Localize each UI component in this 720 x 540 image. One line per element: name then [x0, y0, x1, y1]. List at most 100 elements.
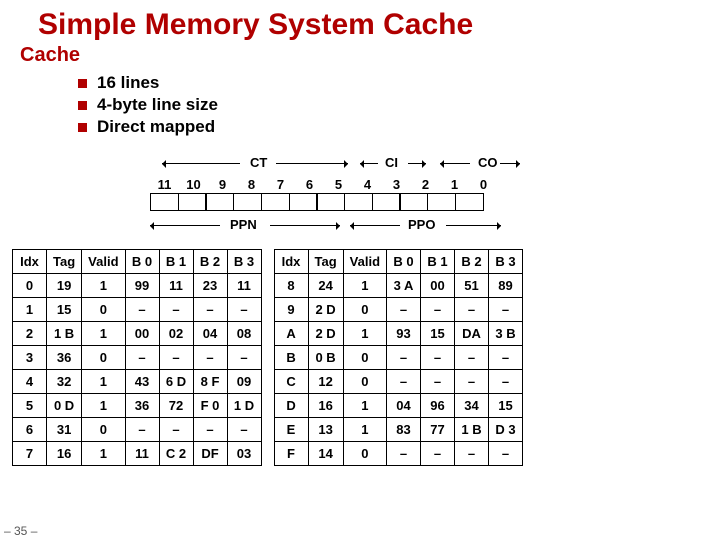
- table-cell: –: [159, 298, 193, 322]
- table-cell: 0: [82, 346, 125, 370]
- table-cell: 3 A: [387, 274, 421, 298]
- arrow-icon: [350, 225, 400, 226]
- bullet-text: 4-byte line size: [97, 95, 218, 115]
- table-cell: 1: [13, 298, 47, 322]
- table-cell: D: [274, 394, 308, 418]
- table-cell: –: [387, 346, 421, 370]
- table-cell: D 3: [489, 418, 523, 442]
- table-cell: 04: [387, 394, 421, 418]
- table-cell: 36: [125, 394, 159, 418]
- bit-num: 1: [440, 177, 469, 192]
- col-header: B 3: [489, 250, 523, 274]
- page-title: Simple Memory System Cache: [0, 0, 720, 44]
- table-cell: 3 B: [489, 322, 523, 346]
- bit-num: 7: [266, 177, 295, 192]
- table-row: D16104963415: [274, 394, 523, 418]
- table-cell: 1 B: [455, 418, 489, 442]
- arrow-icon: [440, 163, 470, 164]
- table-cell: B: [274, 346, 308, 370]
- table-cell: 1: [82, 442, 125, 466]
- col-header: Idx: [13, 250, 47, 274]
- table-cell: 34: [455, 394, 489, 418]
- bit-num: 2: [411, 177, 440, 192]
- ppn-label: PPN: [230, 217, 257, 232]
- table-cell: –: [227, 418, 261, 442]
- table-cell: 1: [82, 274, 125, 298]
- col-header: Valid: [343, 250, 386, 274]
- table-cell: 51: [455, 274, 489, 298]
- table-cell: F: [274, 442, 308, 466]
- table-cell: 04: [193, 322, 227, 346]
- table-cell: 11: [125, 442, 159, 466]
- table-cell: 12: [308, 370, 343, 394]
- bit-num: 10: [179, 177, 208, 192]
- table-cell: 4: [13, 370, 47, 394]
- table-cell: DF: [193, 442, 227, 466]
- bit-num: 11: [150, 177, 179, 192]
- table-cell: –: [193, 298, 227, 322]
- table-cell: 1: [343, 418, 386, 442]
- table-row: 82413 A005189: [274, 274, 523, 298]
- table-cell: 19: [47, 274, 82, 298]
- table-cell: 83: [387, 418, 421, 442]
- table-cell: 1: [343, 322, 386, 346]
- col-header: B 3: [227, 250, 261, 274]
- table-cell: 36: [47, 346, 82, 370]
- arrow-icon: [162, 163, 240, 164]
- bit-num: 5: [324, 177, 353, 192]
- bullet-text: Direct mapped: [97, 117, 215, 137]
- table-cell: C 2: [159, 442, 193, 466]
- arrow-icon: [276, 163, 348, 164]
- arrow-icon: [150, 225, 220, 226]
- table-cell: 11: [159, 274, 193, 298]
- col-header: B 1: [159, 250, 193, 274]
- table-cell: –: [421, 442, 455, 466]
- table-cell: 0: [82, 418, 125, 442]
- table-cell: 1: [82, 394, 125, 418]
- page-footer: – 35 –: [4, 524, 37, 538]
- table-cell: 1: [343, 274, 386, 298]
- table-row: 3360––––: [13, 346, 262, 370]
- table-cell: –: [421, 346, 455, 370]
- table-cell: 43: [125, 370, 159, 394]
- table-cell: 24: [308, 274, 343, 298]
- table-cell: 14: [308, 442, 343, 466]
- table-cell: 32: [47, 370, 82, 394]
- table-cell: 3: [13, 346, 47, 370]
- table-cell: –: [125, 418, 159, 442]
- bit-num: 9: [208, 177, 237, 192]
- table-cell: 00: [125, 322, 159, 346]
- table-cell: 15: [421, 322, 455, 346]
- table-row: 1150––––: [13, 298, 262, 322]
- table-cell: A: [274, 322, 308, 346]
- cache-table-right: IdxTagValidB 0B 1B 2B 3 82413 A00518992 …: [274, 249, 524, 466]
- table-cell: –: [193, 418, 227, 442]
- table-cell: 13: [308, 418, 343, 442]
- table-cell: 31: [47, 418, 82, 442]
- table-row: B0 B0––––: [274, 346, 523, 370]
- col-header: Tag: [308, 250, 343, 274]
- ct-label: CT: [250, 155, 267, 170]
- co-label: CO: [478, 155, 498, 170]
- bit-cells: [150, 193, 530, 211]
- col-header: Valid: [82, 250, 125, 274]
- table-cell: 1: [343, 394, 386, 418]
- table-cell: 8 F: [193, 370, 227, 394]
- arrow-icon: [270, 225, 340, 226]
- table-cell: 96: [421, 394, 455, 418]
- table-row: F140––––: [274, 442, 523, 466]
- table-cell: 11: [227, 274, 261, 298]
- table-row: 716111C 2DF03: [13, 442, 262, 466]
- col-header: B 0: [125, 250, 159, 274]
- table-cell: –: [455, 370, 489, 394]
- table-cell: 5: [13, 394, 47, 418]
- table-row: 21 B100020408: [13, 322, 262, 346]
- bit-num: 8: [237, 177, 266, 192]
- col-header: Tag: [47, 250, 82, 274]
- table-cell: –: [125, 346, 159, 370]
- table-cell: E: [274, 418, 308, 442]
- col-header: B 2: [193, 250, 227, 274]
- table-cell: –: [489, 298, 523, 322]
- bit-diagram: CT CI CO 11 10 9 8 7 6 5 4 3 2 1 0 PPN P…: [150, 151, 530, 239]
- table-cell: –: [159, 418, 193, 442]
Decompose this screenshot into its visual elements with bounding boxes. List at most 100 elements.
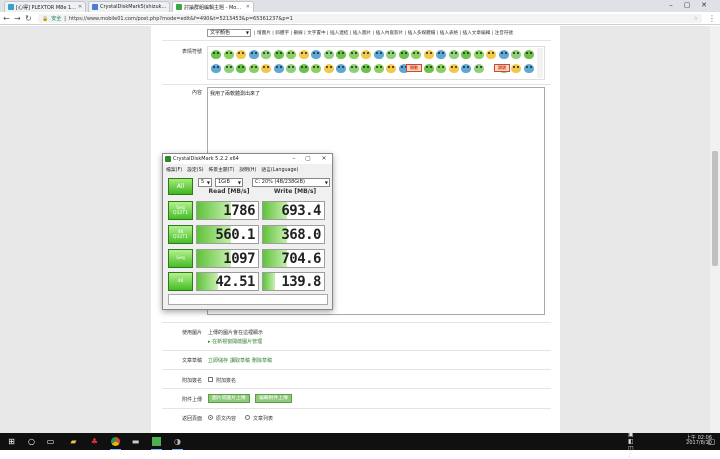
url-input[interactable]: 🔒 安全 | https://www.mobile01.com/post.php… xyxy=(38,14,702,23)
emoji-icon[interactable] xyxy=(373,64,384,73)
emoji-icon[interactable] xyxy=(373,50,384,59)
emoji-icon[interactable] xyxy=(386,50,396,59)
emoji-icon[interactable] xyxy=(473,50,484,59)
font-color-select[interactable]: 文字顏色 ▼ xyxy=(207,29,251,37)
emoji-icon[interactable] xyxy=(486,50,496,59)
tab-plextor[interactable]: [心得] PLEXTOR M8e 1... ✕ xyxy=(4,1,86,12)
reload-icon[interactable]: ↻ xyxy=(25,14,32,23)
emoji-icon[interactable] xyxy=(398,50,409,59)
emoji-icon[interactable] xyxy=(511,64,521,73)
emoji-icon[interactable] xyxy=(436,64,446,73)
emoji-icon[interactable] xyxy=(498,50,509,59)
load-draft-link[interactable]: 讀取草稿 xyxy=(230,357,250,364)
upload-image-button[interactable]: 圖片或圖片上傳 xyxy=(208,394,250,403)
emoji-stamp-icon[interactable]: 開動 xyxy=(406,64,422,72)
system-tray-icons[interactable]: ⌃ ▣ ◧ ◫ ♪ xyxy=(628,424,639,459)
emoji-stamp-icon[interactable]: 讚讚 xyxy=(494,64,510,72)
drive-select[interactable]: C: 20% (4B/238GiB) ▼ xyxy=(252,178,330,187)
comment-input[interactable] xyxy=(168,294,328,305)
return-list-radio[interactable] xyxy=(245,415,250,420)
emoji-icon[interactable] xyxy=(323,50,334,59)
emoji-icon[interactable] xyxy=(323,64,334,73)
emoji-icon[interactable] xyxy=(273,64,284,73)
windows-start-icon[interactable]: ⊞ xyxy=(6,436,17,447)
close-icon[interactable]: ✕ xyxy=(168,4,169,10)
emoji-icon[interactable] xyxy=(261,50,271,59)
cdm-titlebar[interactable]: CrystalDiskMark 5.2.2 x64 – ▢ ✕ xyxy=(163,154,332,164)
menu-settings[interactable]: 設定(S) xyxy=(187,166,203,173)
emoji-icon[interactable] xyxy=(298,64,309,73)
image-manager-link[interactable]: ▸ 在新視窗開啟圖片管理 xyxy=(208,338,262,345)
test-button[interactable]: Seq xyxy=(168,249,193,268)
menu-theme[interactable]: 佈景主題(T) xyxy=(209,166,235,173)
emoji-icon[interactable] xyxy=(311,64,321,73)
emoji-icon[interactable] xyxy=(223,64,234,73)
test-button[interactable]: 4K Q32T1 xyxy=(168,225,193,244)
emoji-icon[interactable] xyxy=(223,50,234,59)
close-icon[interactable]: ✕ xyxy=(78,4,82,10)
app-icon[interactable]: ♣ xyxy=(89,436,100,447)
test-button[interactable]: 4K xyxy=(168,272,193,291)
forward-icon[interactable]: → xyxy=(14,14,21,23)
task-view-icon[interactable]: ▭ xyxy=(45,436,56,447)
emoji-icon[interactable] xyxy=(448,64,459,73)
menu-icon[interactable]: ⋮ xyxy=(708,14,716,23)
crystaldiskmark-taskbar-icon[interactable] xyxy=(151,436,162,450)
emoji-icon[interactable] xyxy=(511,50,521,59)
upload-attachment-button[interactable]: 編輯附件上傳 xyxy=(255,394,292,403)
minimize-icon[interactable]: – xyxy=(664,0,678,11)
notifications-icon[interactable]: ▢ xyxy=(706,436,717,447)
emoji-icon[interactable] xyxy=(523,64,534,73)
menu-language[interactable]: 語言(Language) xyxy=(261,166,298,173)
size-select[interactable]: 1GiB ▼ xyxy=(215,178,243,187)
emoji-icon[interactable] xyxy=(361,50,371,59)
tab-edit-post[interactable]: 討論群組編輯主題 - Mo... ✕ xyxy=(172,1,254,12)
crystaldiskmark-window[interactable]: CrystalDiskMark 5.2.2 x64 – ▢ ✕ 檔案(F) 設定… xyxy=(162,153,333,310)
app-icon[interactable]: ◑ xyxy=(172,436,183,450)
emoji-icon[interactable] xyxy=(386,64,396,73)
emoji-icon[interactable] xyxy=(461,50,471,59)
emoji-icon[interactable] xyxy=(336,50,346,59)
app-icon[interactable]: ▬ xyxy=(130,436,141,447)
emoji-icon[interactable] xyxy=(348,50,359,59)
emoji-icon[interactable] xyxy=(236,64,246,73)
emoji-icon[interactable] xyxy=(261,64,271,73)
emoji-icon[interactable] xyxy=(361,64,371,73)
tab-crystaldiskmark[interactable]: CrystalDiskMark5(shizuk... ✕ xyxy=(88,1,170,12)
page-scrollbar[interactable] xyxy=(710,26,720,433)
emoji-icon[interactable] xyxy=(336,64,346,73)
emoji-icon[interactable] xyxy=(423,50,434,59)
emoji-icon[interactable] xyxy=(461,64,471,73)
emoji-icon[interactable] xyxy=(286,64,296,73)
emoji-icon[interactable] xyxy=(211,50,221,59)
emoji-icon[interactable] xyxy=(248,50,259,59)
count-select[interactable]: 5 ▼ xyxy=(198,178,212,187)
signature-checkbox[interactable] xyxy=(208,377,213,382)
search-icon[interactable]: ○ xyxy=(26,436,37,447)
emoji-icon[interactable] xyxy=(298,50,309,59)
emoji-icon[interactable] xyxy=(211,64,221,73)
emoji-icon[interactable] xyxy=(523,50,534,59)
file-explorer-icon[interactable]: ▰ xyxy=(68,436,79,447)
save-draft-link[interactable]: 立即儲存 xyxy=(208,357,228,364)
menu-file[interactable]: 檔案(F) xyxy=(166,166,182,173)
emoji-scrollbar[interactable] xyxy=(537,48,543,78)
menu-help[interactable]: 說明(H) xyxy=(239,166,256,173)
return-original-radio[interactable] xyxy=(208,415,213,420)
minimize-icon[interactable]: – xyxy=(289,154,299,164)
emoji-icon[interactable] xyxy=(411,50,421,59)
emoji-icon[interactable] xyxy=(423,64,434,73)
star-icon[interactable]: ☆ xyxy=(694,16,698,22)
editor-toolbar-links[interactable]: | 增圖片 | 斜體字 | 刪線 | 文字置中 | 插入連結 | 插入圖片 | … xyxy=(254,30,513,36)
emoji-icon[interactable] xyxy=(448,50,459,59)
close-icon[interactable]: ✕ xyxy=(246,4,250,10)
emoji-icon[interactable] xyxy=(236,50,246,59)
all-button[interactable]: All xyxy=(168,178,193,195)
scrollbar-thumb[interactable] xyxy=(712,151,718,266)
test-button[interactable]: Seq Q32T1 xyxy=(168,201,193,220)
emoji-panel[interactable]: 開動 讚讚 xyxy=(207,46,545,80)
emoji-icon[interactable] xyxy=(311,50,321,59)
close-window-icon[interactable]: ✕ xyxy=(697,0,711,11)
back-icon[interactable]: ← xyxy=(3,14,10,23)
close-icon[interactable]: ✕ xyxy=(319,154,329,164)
***
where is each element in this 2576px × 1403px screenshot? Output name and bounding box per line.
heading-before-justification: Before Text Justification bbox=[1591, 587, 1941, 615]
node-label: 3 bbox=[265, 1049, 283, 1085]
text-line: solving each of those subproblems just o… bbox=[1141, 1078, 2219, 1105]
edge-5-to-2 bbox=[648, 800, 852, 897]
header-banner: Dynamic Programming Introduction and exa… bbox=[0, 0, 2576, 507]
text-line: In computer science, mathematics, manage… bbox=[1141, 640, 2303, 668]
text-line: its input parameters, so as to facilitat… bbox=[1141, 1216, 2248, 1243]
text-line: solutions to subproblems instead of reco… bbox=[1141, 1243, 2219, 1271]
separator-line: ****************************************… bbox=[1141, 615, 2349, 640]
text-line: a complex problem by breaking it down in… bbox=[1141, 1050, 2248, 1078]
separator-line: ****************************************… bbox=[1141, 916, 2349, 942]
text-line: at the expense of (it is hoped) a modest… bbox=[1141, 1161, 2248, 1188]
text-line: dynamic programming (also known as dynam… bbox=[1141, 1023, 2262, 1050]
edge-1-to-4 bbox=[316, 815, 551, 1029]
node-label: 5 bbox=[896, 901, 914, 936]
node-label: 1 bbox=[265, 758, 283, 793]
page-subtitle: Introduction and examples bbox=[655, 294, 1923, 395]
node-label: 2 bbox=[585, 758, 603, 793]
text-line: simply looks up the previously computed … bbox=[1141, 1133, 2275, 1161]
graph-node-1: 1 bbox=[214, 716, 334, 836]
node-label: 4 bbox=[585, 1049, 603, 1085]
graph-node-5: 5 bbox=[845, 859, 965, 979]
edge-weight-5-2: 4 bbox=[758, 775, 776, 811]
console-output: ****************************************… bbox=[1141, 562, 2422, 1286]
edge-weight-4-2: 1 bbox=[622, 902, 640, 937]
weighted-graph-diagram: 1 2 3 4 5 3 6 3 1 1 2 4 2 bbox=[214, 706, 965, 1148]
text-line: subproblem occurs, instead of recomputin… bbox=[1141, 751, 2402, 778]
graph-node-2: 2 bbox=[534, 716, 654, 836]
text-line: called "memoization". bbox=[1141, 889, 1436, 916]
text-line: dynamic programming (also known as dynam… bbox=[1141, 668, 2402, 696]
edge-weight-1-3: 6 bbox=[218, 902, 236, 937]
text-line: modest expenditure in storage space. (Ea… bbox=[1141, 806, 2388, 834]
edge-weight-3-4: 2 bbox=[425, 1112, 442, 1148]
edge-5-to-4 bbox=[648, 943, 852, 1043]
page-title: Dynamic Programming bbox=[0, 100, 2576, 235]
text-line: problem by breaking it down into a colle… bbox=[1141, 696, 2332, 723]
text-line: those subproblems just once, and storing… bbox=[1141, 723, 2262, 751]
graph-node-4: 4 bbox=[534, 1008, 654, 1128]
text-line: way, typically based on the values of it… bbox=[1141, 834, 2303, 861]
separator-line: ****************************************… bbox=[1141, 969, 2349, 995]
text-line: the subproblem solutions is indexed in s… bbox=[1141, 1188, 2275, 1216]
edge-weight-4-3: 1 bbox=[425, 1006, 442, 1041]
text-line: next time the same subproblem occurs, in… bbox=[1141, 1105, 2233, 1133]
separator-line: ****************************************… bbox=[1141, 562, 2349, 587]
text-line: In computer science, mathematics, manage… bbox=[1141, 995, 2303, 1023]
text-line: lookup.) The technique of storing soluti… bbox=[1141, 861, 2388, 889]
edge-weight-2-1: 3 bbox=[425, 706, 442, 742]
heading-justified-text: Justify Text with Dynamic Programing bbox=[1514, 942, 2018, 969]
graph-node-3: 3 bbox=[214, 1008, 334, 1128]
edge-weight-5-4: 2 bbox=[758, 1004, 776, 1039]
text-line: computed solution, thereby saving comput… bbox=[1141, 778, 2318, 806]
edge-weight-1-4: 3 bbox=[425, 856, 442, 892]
***
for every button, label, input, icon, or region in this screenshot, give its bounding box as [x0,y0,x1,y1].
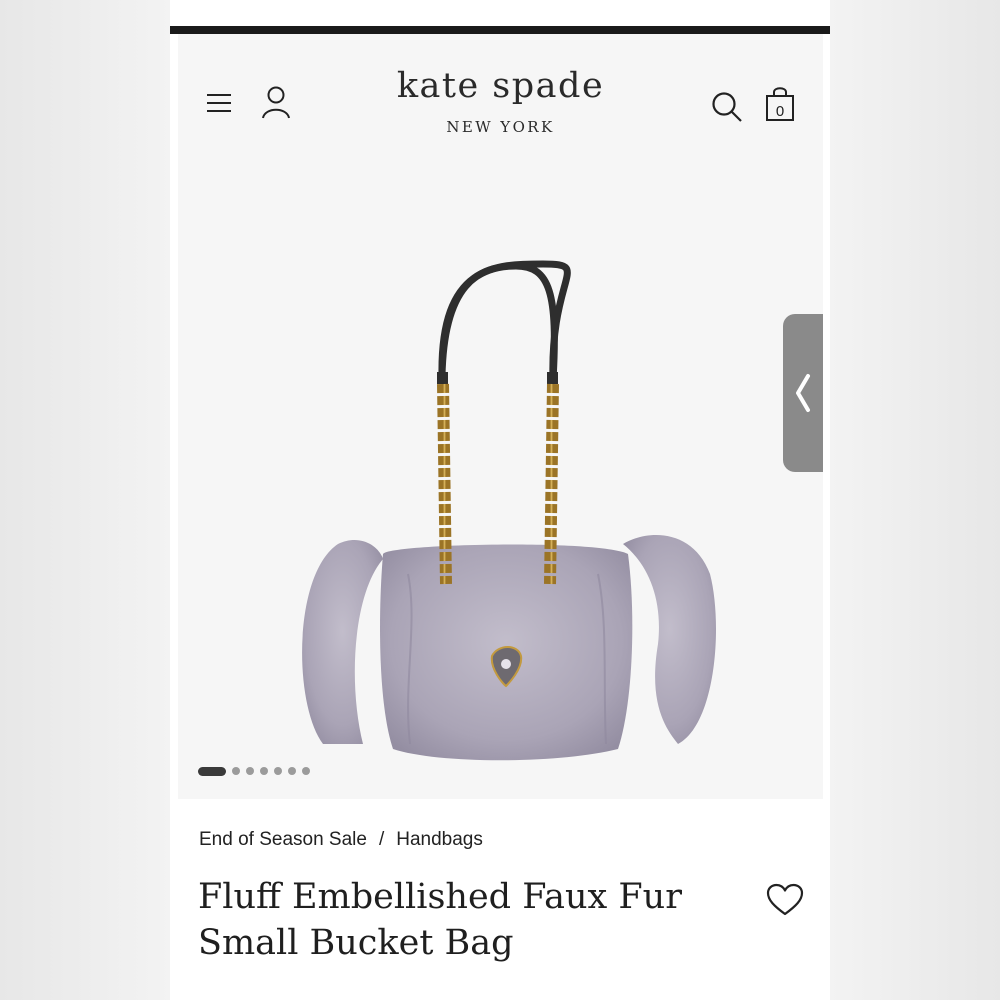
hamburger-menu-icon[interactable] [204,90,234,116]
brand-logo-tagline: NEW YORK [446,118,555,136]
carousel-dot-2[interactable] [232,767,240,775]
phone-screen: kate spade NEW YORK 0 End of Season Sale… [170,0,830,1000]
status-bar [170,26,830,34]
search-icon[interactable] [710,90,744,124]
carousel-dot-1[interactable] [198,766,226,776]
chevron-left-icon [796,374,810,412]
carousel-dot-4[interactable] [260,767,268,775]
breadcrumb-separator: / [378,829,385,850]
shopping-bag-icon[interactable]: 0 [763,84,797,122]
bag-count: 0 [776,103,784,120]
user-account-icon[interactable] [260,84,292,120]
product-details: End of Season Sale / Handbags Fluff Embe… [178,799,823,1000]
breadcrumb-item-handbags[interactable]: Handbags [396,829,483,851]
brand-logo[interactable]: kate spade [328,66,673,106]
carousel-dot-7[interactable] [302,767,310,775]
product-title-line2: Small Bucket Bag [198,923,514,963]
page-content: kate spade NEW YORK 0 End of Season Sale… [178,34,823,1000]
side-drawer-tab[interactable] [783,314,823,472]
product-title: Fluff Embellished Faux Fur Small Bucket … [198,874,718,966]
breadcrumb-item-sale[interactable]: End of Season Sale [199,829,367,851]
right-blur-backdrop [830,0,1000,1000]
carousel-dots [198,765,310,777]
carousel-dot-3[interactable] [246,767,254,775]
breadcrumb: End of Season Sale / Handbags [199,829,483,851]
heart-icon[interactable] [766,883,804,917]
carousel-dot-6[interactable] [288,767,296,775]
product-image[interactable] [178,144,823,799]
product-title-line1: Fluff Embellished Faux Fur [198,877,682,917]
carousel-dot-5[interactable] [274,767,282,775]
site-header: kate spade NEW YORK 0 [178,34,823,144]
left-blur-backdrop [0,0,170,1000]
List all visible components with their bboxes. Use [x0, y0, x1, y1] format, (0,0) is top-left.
***
* **Verilen Problem**
Malzemedeki satırları "where is each" ifadesinin geçtiği satırdan başlayarak hiçbir değişiklik yapmadan aynen yinele ve "text-line: modest expenditure" ifadesinin geçtiği satırla bitir. Her iki satır da dahildir.

* **Alıştırma Sonucu**
where is each element in this 2576px × 1403px screenshot? Output name and bounding box per line.
heading-before-justification: Before Text Justification bbox=[1591, 587, 1941, 615]
node-label: 3 bbox=[265, 1049, 283, 1085]
text-line: solving each of those subproblems just o… bbox=[1141, 1078, 2219, 1105]
edge-5-to-2 bbox=[648, 800, 852, 897]
header-banner: Dynamic Programming Introduction and exa… bbox=[0, 0, 2576, 507]
text-line: In computer science, mathematics, manage… bbox=[1141, 640, 2303, 668]
text-line: its input parameters, so as to facilitat… bbox=[1141, 1216, 2248, 1243]
text-line: solutions to subproblems instead of reco… bbox=[1141, 1243, 2219, 1271]
separator-line: ****************************************… bbox=[1141, 615, 2349, 640]
text-line: a complex problem by breaking it down in… bbox=[1141, 1050, 2248, 1078]
separator-line: ****************************************… bbox=[1141, 916, 2349, 942]
text-line: at the expense of (it is hoped) a modest… bbox=[1141, 1161, 2248, 1188]
text-line: dynamic programming (also known as dynam… bbox=[1141, 1023, 2262, 1050]
edge-1-to-4 bbox=[316, 815, 551, 1029]
node-label: 5 bbox=[896, 901, 914, 936]
node-label: 1 bbox=[265, 758, 283, 793]
page-subtitle: Introduction and examples bbox=[655, 294, 1923, 395]
node-label: 2 bbox=[585, 758, 603, 793]
text-line: simply looks up the previously computed … bbox=[1141, 1133, 2275, 1161]
graph-node-1: 1 bbox=[214, 716, 334, 836]
node-label: 4 bbox=[585, 1049, 603, 1085]
graph-node-5: 5 bbox=[845, 859, 965, 979]
edge-weight-5-2: 4 bbox=[758, 775, 776, 811]
console-output: ****************************************… bbox=[1141, 562, 2422, 1286]
edge-weight-4-2: 1 bbox=[622, 902, 640, 937]
weighted-graph-diagram: 1 2 3 4 5 3 6 3 1 1 2 4 2 bbox=[214, 706, 965, 1148]
text-line: subproblem occurs, instead of recomputin… bbox=[1141, 751, 2402, 778]
graph-node-2: 2 bbox=[534, 716, 654, 836]
text-line: called "memoization". bbox=[1141, 889, 1436, 916]
text-line: dynamic programming (also known as dynam… bbox=[1141, 668, 2402, 696]
edge-weight-1-3: 6 bbox=[218, 902, 236, 937]
text-line: modest expenditure in storage space. (Ea… bbox=[1141, 806, 2388, 834]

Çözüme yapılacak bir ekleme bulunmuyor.